Problem requirements: Locate each row below that contains the string "greenland" and copy those rows in full. Case matters.

Data extract:

** START **

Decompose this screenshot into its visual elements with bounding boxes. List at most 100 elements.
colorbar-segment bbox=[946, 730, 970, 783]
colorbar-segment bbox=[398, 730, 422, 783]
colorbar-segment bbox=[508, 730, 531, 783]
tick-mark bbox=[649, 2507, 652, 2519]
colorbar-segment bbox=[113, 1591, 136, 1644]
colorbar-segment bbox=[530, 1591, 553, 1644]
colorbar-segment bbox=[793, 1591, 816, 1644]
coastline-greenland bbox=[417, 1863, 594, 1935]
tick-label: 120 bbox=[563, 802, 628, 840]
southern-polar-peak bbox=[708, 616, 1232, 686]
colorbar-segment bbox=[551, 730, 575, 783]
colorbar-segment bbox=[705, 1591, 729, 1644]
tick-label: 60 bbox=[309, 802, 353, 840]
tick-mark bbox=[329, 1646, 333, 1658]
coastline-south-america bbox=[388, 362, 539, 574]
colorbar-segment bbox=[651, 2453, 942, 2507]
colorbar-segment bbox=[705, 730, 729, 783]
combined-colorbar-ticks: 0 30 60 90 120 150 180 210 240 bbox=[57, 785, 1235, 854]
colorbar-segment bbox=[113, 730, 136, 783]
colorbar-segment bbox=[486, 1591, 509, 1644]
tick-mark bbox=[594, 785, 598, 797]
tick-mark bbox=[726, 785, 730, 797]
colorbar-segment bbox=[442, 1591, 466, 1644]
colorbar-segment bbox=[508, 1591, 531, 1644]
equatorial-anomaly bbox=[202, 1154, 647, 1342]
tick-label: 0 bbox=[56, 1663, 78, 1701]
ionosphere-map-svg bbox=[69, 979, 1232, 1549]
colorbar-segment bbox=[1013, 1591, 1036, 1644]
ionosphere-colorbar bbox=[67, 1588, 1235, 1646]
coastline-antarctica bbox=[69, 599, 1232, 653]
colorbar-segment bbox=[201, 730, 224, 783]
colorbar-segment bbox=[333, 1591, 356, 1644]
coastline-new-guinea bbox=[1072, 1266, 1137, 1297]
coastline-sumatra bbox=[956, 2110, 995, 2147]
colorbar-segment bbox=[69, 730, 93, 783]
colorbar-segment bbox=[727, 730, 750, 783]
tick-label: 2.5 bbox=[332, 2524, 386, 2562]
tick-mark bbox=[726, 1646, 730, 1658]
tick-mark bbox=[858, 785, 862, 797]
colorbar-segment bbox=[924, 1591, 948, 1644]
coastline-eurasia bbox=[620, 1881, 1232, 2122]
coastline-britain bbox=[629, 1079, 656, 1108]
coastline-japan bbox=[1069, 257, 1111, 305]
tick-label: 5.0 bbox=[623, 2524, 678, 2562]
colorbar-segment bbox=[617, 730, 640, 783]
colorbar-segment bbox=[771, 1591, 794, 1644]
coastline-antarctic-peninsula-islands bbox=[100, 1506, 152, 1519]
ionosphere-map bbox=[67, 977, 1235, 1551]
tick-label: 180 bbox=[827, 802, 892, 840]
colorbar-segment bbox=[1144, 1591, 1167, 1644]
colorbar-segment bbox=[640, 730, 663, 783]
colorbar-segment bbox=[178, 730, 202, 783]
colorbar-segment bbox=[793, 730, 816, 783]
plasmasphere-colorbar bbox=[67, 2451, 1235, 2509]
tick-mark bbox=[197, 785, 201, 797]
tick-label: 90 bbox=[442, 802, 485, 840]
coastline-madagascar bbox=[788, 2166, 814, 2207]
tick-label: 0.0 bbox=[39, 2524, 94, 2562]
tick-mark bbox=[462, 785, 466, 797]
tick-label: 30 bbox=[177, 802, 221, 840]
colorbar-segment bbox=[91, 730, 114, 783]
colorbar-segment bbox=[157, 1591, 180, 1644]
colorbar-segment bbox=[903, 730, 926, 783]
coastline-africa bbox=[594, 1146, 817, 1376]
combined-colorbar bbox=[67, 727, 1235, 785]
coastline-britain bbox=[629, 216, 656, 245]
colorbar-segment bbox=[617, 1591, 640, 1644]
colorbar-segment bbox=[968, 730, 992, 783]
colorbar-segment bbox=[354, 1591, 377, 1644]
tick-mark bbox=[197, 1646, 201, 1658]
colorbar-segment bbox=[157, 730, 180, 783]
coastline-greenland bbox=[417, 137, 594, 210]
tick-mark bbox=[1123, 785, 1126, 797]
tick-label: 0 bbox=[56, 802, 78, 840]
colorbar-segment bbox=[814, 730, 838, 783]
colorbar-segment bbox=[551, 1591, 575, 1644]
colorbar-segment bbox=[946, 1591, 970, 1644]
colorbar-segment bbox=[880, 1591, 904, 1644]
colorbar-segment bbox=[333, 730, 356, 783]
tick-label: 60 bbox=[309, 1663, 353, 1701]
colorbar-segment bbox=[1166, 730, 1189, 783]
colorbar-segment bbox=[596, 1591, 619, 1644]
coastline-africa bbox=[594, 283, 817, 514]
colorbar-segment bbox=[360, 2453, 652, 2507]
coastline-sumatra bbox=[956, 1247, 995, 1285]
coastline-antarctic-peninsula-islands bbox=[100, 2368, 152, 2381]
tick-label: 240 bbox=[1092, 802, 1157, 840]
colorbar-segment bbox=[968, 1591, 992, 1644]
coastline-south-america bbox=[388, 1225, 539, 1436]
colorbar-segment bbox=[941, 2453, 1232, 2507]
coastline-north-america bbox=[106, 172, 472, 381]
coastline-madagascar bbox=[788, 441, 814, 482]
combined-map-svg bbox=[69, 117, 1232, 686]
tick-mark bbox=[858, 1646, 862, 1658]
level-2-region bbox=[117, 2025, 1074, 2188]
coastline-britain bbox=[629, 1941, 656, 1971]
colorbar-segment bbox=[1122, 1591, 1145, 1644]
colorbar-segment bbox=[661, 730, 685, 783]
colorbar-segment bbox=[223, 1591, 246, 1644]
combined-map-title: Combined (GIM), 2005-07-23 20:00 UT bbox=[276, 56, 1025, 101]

** END **

Answer for this exercise:
coastline-greenland bbox=[417, 1863, 594, 1935]
coastline-greenland bbox=[417, 137, 594, 210]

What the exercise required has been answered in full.